-- WHAT YOU ARE ASKED TO DO --
Search the records for "value". Copy every line where it appears.

-- DATA SHOWN --
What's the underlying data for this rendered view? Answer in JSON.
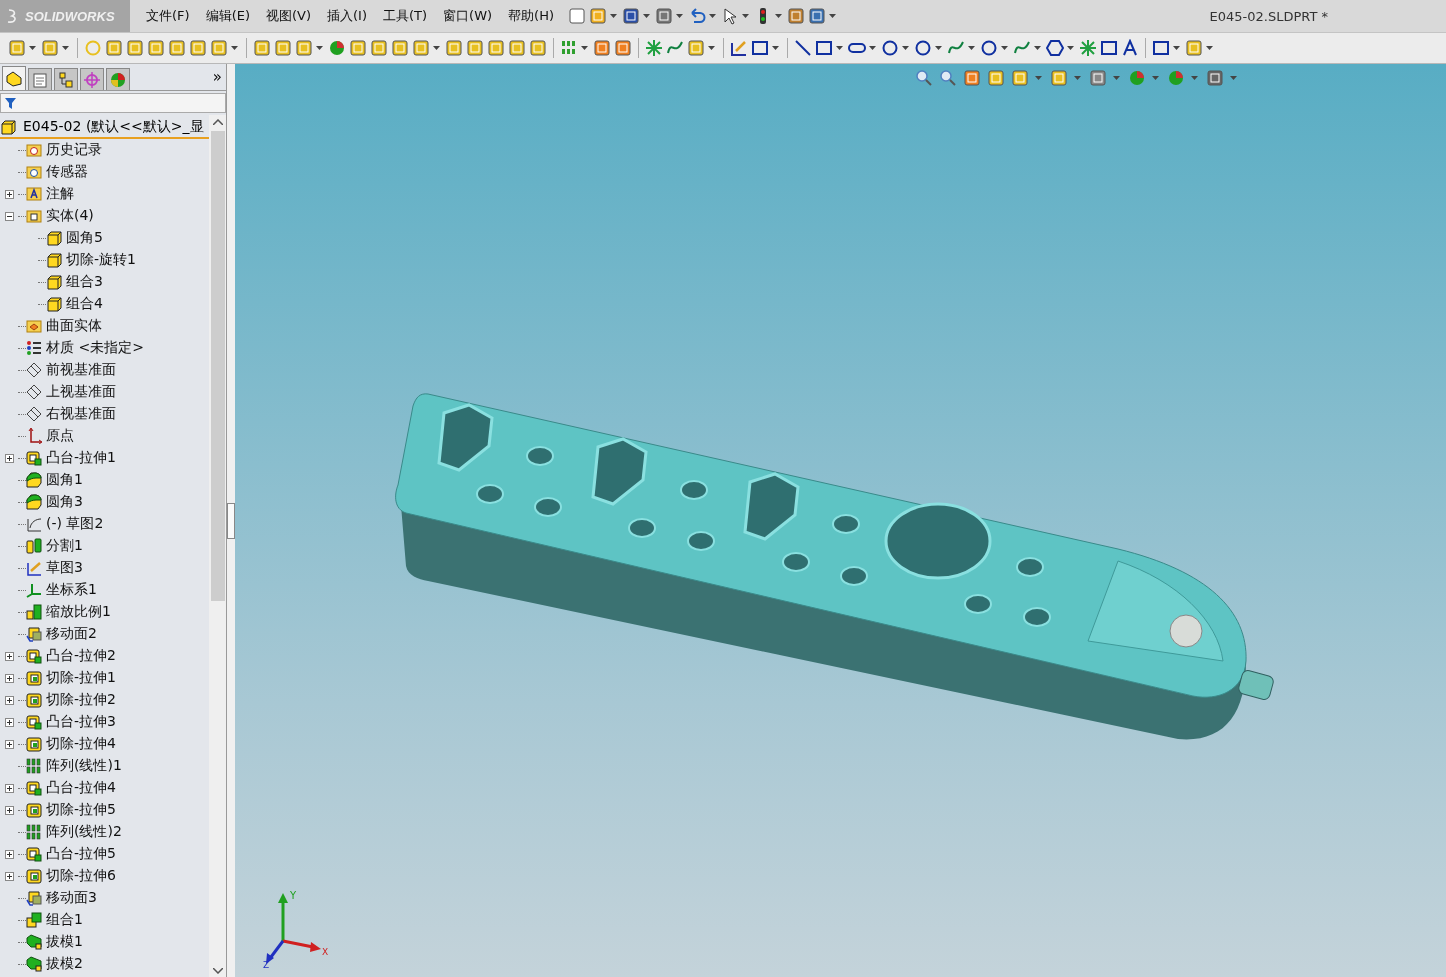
{
  "title_bar": {
    "logo": "SOLIDWORKS",
    "menus": [
      "文件(F)",
      "编辑(E)",
      "视图(V)",
      "插入(I)",
      "工具(T)",
      "窗口(W)",
      "帮助(H)"
    ],
    "document_title": "E045-02.SLDPRT *"
  },
  "panel_tabs": [
    {
      "selected": true
    },
    {
      "selected": false
    },
    {
      "selected": false
    },
    {
      "selected": false
    },
    {
      "selected": false
    }
  ],
  "panel_more": "»",
  "tree": {
    "root": "E045-02  (默认<<默认>_显",
    "items": [
      {
        "label": "历史记录",
        "kind": "history"
      },
      {
        "label": "传感器",
        "kind": "sensor"
      },
      {
        "label": "注解",
        "kind": "annotation",
        "expanded": false
      },
      {
        "label": "实体(4)",
        "kind": "bodies",
        "expanded": true,
        "children": [
          {
            "label": "圆角5",
            "kind": "body"
          },
          {
            "label": "切除-旋转1",
            "kind": "body"
          },
          {
            "label": "组合3",
            "kind": "body"
          },
          {
            "label": "组合4",
            "kind": "body"
          }
        ]
      },
      {
        "label": "曲面实体",
        "kind": "surfaces"
      },
      {
        "label": "材质 <未指定>",
        "kind": "material"
      },
      {
        "label": "前视基准面",
        "kind": "plane"
      },
      {
        "label": "上视基准面",
        "kind": "plane"
      },
      {
        "label": "右视基准面",
        "kind": "plane"
      },
      {
        "label": "原点",
        "kind": "origin"
      },
      {
        "label": "凸台-拉伸1",
        "kind": "boss",
        "expanded": false
      },
      {
        "label": "圆角1",
        "kind": "fillet"
      },
      {
        "label": "圆角3",
        "kind": "fillet"
      },
      {
        "label": "(-) 草图2",
        "kind": "sketch"
      },
      {
        "label": "分割1",
        "kind": "split"
      },
      {
        "label": "草图3",
        "kind": "sketch_active"
      },
      {
        "label": "坐标系1",
        "kind": "coordinate"
      },
      {
        "label": "缩放比例1",
        "kind": "scale"
      },
      {
        "label": "移动面2",
        "kind": "move_face"
      },
      {
        "label": "凸台-拉伸2",
        "kind": "boss",
        "expanded": false
      },
      {
        "label": "切除-拉伸1",
        "kind": "cut",
        "expanded": false
      },
      {
        "label": "切除-拉伸2",
        "kind": "cut",
        "expanded": false
      },
      {
        "label": "凸台-拉伸3",
        "kind": "boss",
        "expanded": false
      },
      {
        "label": "切除-拉伸4",
        "kind": "cut",
        "expanded": false
      },
      {
        "label": "阵列(线性)1",
        "kind": "pattern"
      },
      {
        "label": "凸台-拉伸4",
        "kind": "boss",
        "expanded": false
      },
      {
        "label": "切除-拉伸5",
        "kind": "cut",
        "expanded": false
      },
      {
        "label": "阵列(线性)2",
        "kind": "pattern"
      },
      {
        "label": "凸台-拉伸5",
        "kind": "boss",
        "expanded": false
      },
      {
        "label": "切除-拉伸6",
        "kind": "cut",
        "expanded": false
      },
      {
        "label": "移动面3",
        "kind": "move_face"
      },
      {
        "label": "组合1",
        "kind": "combine"
      },
      {
        "label": "拔模1",
        "kind": "draft"
      },
      {
        "label": "拔模2",
        "kind": "draft"
      }
    ]
  },
  "triad": {
    "x": "X",
    "y": "Y",
    "z": "Z"
  }
}
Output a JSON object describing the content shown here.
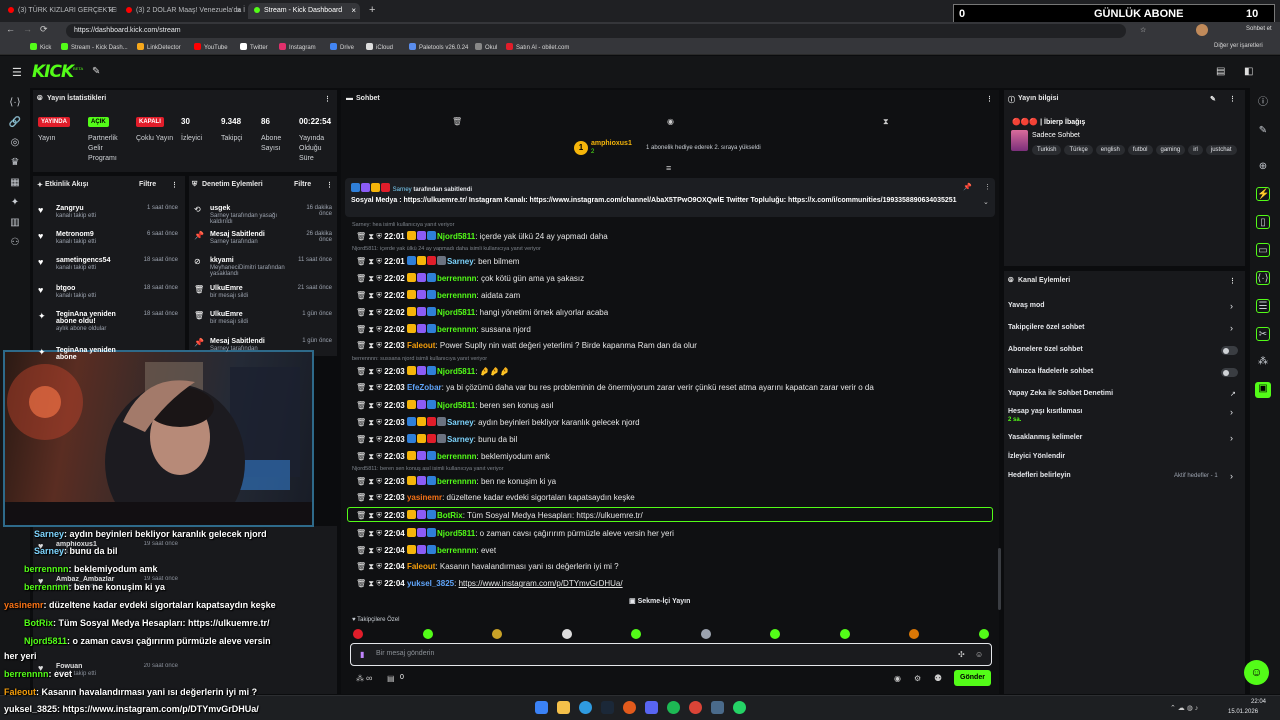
{
  "browser": {
    "tabs": [
      {
        "label": "(3) TÜRK KIZLARI GERÇEKTEN \"KE...",
        "color": "#ff0000"
      },
      {
        "label": "(3) 2 DOLAR Maaş! Venezuela'da İl...",
        "color": "#ff0000"
      },
      {
        "label": "Stream - Kick Dashboard",
        "color": "#53fc18",
        "active": true
      }
    ],
    "url": "https://dashboard.kick.com/stream",
    "profile_label": "Sohbet et",
    "bookmarks": [
      "Kick",
      "Stream - Kick Dash...",
      "LinkDetector",
      "YouTube",
      "Twitter",
      "Instagram",
      "Drive",
      "iCloud",
      "Paletools v26.0.24",
      "Okul",
      "Satın Al - obilet.com"
    ],
    "bookmarks_right": "Diğer yer işaretleri",
    "abone": {
      "left": "0",
      "label": "GÜNLÜK ABONE",
      "right": "10"
    }
  },
  "header": {
    "logo": "KICK",
    "logo_sup": "BETA"
  },
  "stats": {
    "title": "Yayın İstatistikleri",
    "status": [
      {
        "badge": "YAYINDA",
        "label": "Yayın",
        "color": "#e11d2a"
      },
      {
        "badge": "AÇIK",
        "label": "Partnerlik Gelir Programı",
        "color": "#53fc18"
      },
      {
        "badge": "KAPALI",
        "label": "Çoklu Yayın",
        "color": "#e11d2a"
      }
    ],
    "metrics": [
      {
        "value": "30",
        "label": "İzleyici"
      },
      {
        "value": "9.348",
        "label": "Takipçi"
      },
      {
        "value": "86",
        "label": "Abone Sayısı"
      },
      {
        "value": "00:22:54",
        "label": "Yayında Olduğu Süre"
      }
    ]
  },
  "activity": {
    "title": "Etkinlik Akışı",
    "filter": "Filtre",
    "items": [
      {
        "name": "Zangryu",
        "desc": "kanalı takip etti",
        "time": "1 saat önce"
      },
      {
        "name": "Metronom9",
        "desc": "kanalı takip etti",
        "time": "6 saat önce"
      },
      {
        "name": "sametingencs54",
        "desc": "kanalı takip etti",
        "time": "18 saat önce"
      },
      {
        "name": "btgoo",
        "desc": "kanalı takip etti",
        "time": "18 saat önce"
      },
      {
        "name": "TeginAna yeniden abone oldu!",
        "desc": "aylık abone oldular",
        "time": "18 saat önce"
      },
      {
        "name": "TeginAna yeniden abone",
        "desc": "",
        "time": ""
      }
    ],
    "lower": [
      {
        "name": "amphioxus1",
        "desc": "aylık abonelik",
        "time": "19 saat önce"
      },
      {
        "name": "Ambaz_Ambazlar",
        "desc": "kanalı takip etti",
        "time": "19 saat önce"
      },
      {
        "name": "Fowuan",
        "desc": "kanalı takip etti",
        "time": "20 saat önce"
      }
    ]
  },
  "moderation": {
    "title": "Denetim Eylemleri",
    "filter": "Filtre",
    "items": [
      {
        "name": "usgek",
        "desc": "Sarney tarafından yasağı kaldırıldı",
        "time": "16 dakika önce"
      },
      {
        "name": "Mesaj Sabitlendi",
        "desc": "Sarney tarafından",
        "time": "26 dakika önce"
      },
      {
        "name": "kkyami",
        "desc": "MeyhaneciDimitri tarafından yasaklandı",
        "time": "11 saat önce"
      },
      {
        "name": "UlkuEmre",
        "desc": "bir mesajı sildi",
        "time": "21 saat önce"
      },
      {
        "name": "UlkuEmre",
        "desc": "bir mesajı sildi",
        "time": "1 gün önce"
      },
      {
        "name": "Mesaj Sabitlendi",
        "desc": "Sarney tarafından",
        "time": "1 gün önce"
      }
    ]
  },
  "chat": {
    "title": "Sohbet",
    "gift": {
      "user": "amphioxus1",
      "count": "2",
      "text": "1 abonelik hediye ederek 2. sıraya yükseldi"
    },
    "pinned": {
      "by": "Sarney",
      "by_suffix": "tarafından sabitlendi",
      "text": "Sosyal Medya : https://ulkuemre.tr/ Instagram Kanalı: https://www.instagram.com/channel/AbaX5TPwO9OXQwlE Twitter Topluluğu: https://x.com/i/communities/1993358890634035251"
    },
    "messages": [
      {
        "reply": "Sarney: hea isimli kullanıcıya yanıt veriyor",
        "time": "22:01",
        "user": "Njord5811",
        "color": "#53fc18",
        "text": "içerde yak ülkü 24 ay yapmadı daha"
      },
      {
        "reply": "Njord5811: içerde yak ülkü 24 ay yapmadı daha isimli kullanıcıya yanıt veriyor",
        "time": "22:01",
        "user": "Sarney",
        "color": "#7dd3fc",
        "text": "ben bilmem"
      },
      {
        "time": "22:02",
        "user": "berrennnn",
        "color": "#53fc18",
        "text": "çok kötü gün ama ya şakasız"
      },
      {
        "time": "22:02",
        "user": "berrennnn",
        "color": "#53fc18",
        "text": "aidata zam"
      },
      {
        "time": "22:02",
        "user": "Njord5811",
        "color": "#53fc18",
        "text": "hangi yönetimi örnek alıyorlar acaba"
      },
      {
        "time": "22:02",
        "user": "berrennnn",
        "color": "#53fc18",
        "text": "sussana njord"
      },
      {
        "time": "22:03",
        "user": "Faleout",
        "color": "#f59e0b",
        "text": "Power Suplly nin watt değeri yeterlimi ? Birde kapanma Ram dan da olur"
      },
      {
        "reply": "berrennnn: sussana njord isimli kullanıcıya yanıt veriyor",
        "time": "22:03",
        "user": "Njord5811",
        "color": "#53fc18",
        "text": "🤌🤌🤌"
      },
      {
        "time": "22:03",
        "user": "EfeZobar",
        "color": "#60a5fa",
        "text": "ya bi çözümü daha var bu res probleminin de önermiyorum zarar verir çünkü reset atma ayarını kapatcan zarar verir o da"
      },
      {
        "time": "22:03",
        "user": "Njord5811",
        "color": "#53fc18",
        "text": "beren sen konuş asıl"
      },
      {
        "time": "22:03",
        "user": "Sarney",
        "color": "#7dd3fc",
        "text": "aydın beyinleri bekliyor karanlık gelecek njord"
      },
      {
        "time": "22:03",
        "user": "Sarney",
        "color": "#7dd3fc",
        "text": "bunu da bil"
      },
      {
        "time": "22:03",
        "user": "berrennnn",
        "color": "#53fc18",
        "text": "beklemiyodum amk"
      },
      {
        "reply": "Njord5811: beren sen konuş asıl isimli kullanıcıya yanıt veriyor",
        "time": "22:03",
        "user": "berrennnn",
        "color": "#53fc18",
        "text": "ben ne konuşim ki ya"
      },
      {
        "time": "22:03",
        "user": "yasinemr",
        "color": "#f97316",
        "text": "düzeltene kadar evdeki sigortaları kapatsaydın keşke"
      },
      {
        "time": "22:03",
        "user": "BotRix",
        "color": "#53fc18",
        "text": "Tüm Sosyal Medya Hesapları: https://ulkuemre.tr/",
        "highlight": true
      },
      {
        "time": "22:04",
        "user": "Njord5811",
        "color": "#53fc18",
        "text": "o zaman cavsı çağırırım pürmüzle aleve versin her yeri"
      },
      {
        "time": "22:04",
        "user": "berrennnn",
        "color": "#53fc18",
        "text": "evet"
      },
      {
        "time": "22:04",
        "user": "Faleout",
        "color": "#f59e0b",
        "text": "Kasanın havalandırması yani ısı değerlerin iyi mi ?"
      },
      {
        "time": "22:04",
        "user": "yuksel_3825",
        "color": "#60a5fa",
        "text": "https://www.instagram.com/p/DTYmvGrDHUa/"
      }
    ],
    "tab_label": "Sekme-İçi Yayın",
    "emote_label": "Takipçilere Özel",
    "input_placeholder": "Bir mesaj gönderin",
    "send": "Gönder",
    "points": "0",
    "infinity": "∞"
  },
  "overlay": [
    {
      "user": "Sarney",
      "color": "#7dd3fc",
      "text": "aydın beyinleri bekliyor karanlık gelecek njord"
    },
    {
      "user": "Sarney",
      "color": "#7dd3fc",
      "text": "bunu da bil"
    },
    {
      "user": "berrennnn",
      "color": "#53fc18",
      "text": "beklemiyodum amk"
    },
    {
      "user": "berrennnn",
      "color": "#53fc18",
      "text": "ben ne konuşim ki ya"
    },
    {
      "user": "yasinemr",
      "color": "#f97316",
      "text": "düzeltene kadar evdeki sigortaları kapatsaydın keşke"
    },
    {
      "user": "BotRix",
      "color": "#53fc18",
      "text": "Tüm Sosyal Medya Hesapları: https://ulkuemre.tr/"
    },
    {
      "user": "Njord5811",
      "color": "#53fc18",
      "text": "o zaman cavsı çağırırım pürmüzle aleve versin"
    },
    {
      "user": "",
      "color": "#fff",
      "text": "her yeri"
    },
    {
      "user": "berrennnn",
      "color": "#53fc18",
      "text": "evet"
    },
    {
      "user": "Faleout",
      "color": "#f59e0b",
      "text": "Kasanın havalandırması yani ısı değerlerin iyi mi ?"
    },
    {
      "user": "yuksel_3825",
      "color": "#fff",
      "text": "https://www.instagram.com/p/DTYmvGrDHUa/"
    }
  ],
  "info": {
    "title": "Yayın bilgisi",
    "stream_title": "🔴🔴🔴 | İbierp İbağış",
    "category": "Sadece Sohbet",
    "tags": [
      "Turkish",
      "Türkçe",
      "english",
      "futbol",
      "gaming",
      "irl",
      "justchat"
    ]
  },
  "channel": {
    "title": "Kanal Eylemleri",
    "actions": [
      {
        "label": "Yavaş mod",
        "kind": "chevron"
      },
      {
        "label": "Takipçilere özel sohbet",
        "kind": "chevron"
      },
      {
        "label": "Abonelere özel sohbet",
        "kind": "toggle"
      },
      {
        "label": "Yalnızca İfadelerle sohbet",
        "kind": "toggle"
      },
      {
        "label": "Yapay Zeka ile Sohbet Denetimi",
        "kind": "link"
      },
      {
        "label": "Hesap yaşı kısıtlaması",
        "sub": "2 sa.",
        "kind": "chevron"
      },
      {
        "label": "Yasaklanmış kelimeler",
        "kind": "chevron"
      },
      {
        "label": "İzleyici Yönlendir",
        "kind": "none"
      },
      {
        "label": "Hedefleri belirleyin",
        "extra": "Aktif hedefler - 1",
        "kind": "chevron"
      }
    ]
  },
  "taskbar": {
    "time": "22:04",
    "date": "15.01.2026"
  }
}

-- TASK ANSWER --
        "value": "30",
        "value": "9.348",
        "value": "86",
        "value": "00:22:54",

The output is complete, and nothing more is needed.